:: DATA FOR THE TASK
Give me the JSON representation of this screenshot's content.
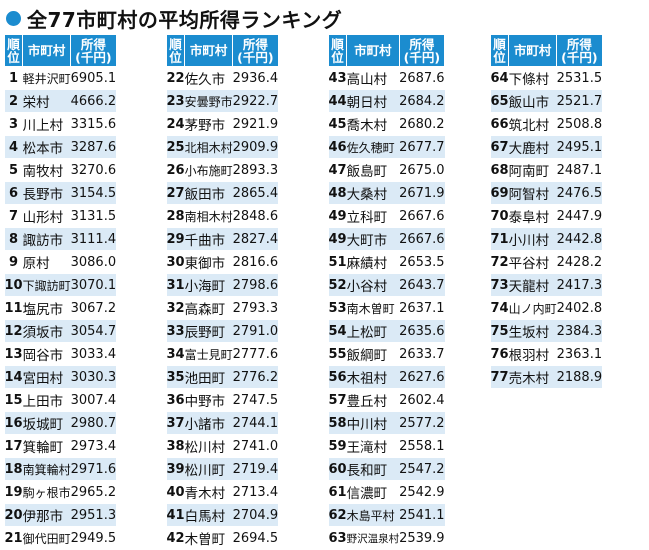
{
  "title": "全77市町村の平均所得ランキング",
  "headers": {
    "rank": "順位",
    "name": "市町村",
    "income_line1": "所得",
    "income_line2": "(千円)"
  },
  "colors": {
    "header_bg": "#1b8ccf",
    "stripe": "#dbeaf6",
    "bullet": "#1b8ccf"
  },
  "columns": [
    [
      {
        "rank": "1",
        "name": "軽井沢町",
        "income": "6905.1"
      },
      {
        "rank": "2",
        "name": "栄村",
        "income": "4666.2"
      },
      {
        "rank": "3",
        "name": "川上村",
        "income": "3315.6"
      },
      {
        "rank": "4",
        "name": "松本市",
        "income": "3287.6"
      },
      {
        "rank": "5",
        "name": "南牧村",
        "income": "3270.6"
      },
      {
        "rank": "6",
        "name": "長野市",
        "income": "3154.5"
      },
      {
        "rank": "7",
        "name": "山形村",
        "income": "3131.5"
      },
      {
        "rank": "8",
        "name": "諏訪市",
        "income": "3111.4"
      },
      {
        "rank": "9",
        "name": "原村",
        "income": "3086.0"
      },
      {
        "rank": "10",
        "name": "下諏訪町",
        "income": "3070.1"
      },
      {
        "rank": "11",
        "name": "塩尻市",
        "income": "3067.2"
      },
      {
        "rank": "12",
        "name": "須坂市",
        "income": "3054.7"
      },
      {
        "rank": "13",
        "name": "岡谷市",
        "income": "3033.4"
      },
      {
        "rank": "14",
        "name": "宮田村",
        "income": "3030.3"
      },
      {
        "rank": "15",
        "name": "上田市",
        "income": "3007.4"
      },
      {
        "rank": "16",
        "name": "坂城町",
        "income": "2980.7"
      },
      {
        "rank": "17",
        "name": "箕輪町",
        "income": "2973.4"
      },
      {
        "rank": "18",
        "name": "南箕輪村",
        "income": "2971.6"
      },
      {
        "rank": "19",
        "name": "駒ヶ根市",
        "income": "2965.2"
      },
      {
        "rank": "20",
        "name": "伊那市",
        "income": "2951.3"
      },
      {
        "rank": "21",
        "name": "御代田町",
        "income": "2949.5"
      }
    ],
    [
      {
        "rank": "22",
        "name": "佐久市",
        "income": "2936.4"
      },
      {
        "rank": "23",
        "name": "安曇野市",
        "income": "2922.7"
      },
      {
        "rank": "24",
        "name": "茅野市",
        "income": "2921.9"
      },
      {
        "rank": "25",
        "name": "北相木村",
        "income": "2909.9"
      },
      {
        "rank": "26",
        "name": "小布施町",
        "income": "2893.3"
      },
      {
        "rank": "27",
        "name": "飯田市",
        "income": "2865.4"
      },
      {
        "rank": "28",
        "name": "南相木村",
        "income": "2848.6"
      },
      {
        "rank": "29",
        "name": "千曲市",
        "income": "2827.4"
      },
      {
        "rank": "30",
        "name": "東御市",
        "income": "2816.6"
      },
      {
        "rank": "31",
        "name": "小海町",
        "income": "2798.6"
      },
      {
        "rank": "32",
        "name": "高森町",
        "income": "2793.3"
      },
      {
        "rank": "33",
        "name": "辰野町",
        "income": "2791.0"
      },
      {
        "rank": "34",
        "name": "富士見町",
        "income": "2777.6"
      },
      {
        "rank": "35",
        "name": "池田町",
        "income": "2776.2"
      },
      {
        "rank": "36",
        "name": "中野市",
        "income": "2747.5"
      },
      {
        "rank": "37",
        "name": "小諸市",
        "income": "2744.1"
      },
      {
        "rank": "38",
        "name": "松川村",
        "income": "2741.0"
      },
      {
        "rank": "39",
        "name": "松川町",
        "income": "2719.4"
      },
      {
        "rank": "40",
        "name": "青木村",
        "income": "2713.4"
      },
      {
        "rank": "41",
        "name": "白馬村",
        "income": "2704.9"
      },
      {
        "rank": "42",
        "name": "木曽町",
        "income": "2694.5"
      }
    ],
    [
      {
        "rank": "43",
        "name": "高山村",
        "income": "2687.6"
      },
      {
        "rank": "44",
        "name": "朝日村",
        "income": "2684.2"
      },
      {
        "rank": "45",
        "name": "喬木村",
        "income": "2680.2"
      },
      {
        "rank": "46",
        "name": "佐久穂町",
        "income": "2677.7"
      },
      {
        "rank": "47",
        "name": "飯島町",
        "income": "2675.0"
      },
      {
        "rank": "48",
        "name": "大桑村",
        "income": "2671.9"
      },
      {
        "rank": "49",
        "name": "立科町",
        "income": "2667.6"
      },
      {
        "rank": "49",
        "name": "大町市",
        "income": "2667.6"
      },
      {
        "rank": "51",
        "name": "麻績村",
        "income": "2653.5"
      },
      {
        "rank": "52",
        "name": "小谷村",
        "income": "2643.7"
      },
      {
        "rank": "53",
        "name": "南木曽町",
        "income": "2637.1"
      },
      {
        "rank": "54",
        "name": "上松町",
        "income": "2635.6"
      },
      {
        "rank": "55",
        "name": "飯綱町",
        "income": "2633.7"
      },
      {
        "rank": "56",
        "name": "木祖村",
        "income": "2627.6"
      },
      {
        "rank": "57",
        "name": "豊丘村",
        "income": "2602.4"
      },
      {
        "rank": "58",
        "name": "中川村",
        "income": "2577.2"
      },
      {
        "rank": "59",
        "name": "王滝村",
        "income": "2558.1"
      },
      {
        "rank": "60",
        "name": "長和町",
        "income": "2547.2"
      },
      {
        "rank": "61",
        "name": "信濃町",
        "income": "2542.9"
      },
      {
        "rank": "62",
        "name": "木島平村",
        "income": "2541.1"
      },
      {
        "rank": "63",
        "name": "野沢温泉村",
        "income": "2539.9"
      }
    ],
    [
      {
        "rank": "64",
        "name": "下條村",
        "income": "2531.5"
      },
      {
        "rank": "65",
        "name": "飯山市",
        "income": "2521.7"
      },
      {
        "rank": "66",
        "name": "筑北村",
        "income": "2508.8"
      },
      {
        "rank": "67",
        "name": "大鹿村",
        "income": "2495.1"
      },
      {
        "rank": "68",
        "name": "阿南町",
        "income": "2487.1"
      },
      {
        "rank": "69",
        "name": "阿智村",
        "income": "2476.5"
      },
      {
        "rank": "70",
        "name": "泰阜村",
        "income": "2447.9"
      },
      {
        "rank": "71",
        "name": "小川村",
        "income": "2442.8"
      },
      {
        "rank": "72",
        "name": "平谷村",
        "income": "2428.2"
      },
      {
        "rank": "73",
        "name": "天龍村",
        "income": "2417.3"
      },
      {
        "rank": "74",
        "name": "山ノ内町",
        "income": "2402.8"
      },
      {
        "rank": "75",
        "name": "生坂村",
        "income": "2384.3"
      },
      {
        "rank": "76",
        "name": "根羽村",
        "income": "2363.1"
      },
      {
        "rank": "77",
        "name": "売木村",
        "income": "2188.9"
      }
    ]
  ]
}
::::
:: DATA FOR THE TASK
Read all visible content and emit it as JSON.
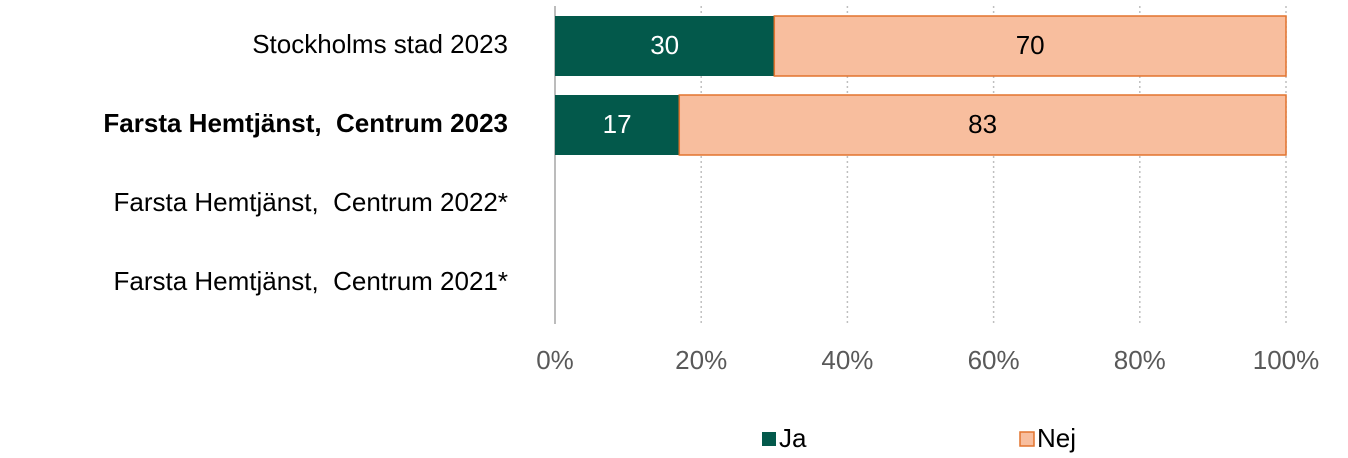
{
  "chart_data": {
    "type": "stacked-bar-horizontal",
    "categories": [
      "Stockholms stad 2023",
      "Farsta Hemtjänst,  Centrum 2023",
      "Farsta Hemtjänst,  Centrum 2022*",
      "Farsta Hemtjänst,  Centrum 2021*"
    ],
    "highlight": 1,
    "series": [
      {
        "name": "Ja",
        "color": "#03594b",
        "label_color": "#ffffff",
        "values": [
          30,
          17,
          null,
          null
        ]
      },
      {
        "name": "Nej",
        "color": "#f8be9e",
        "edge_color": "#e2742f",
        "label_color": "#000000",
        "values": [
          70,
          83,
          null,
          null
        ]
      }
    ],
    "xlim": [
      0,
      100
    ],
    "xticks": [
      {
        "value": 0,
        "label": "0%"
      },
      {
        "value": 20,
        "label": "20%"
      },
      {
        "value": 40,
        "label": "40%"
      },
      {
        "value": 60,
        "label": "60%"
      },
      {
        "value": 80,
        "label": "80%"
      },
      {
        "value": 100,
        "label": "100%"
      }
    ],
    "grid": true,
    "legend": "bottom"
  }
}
::::
# EXERCISE
Extract, from the material above, each line holding the word "JSON".

# COMPLETED TASK
Give me the JSON representation of this screenshot's content.
Read all visible content and emit it as JSON.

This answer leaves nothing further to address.